Dataset items:
☆ ☆ ☆ ☆ ☆

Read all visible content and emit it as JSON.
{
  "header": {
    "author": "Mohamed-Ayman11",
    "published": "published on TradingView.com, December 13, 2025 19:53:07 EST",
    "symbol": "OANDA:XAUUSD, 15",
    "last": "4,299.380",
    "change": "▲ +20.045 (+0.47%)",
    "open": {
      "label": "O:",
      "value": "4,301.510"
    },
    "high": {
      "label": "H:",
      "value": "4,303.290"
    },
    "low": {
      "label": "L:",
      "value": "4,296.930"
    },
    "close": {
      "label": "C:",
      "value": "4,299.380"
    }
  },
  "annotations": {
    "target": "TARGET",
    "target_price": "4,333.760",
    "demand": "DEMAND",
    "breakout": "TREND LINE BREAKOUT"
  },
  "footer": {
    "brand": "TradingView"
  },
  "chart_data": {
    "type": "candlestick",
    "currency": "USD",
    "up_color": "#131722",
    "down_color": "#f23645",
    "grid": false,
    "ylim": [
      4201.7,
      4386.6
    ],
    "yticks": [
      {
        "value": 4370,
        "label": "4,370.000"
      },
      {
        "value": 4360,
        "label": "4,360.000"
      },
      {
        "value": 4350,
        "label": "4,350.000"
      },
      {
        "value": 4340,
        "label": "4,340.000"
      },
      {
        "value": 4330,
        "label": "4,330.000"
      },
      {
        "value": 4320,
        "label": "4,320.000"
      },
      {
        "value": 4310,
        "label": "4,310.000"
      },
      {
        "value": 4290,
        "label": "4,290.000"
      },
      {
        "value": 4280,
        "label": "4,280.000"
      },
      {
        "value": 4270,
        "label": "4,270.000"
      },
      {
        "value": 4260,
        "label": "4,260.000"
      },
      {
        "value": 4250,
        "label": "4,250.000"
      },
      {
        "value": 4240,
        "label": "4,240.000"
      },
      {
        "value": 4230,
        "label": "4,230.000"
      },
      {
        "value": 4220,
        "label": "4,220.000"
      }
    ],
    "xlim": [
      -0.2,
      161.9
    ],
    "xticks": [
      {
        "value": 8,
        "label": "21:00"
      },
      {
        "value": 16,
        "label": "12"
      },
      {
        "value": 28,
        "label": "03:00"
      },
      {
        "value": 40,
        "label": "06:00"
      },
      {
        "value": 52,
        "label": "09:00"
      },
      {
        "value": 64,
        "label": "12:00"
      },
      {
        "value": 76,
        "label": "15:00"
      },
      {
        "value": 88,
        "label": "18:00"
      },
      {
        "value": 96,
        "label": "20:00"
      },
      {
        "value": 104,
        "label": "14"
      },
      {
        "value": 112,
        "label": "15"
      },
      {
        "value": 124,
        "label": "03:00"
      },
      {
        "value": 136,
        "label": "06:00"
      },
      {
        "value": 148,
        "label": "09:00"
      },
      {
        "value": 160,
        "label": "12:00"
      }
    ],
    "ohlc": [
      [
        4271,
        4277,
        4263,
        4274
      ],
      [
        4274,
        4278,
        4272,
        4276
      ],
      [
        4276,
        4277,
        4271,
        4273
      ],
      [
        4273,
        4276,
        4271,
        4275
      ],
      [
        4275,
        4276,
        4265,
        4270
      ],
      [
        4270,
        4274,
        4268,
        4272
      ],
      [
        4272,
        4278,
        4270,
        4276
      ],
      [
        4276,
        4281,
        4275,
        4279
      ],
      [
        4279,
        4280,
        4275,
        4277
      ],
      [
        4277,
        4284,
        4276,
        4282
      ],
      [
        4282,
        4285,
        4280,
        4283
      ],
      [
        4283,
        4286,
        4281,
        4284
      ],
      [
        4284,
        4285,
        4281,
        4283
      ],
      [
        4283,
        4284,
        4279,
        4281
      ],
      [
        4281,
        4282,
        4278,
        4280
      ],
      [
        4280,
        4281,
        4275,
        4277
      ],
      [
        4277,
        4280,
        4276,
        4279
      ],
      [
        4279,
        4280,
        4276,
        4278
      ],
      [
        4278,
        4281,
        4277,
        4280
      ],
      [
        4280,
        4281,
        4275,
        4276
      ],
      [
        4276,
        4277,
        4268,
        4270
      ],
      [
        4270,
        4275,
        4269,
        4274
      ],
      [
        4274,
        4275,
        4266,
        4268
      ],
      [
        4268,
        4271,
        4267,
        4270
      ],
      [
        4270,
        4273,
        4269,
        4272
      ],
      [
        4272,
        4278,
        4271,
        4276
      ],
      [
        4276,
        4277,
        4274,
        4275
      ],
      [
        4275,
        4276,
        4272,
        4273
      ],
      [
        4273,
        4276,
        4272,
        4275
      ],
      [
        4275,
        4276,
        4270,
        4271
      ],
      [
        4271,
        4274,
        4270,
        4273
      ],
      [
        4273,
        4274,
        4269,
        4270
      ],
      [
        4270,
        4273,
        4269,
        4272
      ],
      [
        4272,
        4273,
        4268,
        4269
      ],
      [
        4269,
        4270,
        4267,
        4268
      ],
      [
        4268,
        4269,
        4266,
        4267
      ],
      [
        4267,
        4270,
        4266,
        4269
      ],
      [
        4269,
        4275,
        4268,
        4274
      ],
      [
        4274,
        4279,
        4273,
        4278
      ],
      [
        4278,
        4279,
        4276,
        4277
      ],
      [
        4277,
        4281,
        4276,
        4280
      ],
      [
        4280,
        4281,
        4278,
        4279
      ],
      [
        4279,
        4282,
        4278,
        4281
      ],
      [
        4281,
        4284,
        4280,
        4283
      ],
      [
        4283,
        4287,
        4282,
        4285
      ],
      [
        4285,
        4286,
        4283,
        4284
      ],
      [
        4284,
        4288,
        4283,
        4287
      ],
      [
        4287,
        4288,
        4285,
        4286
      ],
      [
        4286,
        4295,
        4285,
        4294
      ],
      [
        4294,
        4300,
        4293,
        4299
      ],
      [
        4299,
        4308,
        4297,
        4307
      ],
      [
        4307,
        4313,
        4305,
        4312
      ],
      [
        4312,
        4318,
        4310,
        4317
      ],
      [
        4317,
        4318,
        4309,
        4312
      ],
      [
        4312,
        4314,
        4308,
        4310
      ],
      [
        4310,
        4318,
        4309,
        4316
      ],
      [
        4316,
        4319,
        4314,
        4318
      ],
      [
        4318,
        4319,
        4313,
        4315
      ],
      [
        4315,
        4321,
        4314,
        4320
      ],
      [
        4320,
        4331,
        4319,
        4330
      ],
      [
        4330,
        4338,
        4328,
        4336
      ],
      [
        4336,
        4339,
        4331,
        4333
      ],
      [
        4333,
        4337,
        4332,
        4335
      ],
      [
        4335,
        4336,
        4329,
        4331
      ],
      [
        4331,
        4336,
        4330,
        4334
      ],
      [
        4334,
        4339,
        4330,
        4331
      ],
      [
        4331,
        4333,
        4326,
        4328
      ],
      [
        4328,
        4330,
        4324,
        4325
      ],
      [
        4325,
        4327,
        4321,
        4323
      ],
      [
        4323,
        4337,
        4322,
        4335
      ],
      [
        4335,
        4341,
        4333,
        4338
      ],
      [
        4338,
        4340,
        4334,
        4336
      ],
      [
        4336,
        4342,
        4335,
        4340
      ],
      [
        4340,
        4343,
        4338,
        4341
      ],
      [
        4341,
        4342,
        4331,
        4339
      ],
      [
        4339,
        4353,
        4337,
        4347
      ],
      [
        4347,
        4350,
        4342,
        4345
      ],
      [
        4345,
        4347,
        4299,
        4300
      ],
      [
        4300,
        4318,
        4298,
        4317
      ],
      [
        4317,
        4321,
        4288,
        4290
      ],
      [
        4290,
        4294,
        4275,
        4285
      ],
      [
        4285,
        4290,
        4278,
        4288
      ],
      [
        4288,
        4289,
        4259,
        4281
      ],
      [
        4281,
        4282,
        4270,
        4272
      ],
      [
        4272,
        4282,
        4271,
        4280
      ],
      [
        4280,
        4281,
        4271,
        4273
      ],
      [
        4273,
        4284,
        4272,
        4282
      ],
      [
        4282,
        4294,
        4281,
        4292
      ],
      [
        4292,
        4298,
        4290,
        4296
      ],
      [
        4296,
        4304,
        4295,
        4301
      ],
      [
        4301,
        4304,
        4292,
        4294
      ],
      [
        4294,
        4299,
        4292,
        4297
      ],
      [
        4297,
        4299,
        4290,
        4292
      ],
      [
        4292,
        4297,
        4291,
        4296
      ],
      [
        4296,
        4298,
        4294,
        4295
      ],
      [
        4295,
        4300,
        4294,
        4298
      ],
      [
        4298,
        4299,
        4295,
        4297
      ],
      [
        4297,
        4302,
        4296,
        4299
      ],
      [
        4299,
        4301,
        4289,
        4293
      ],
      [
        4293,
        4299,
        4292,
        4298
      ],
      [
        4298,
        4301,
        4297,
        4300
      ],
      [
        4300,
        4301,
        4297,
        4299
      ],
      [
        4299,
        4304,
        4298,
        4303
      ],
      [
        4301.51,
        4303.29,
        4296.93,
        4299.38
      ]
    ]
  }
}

☆ ☆ ☆ ☆ ☆

> **Directions**: In the records above, find each line holding "TradingView" and copy it.

> **Answer to the task**:
    "published": "published on TradingView.com, December 13, 2025 19:53:07 EST",
    "brand": "TradingView"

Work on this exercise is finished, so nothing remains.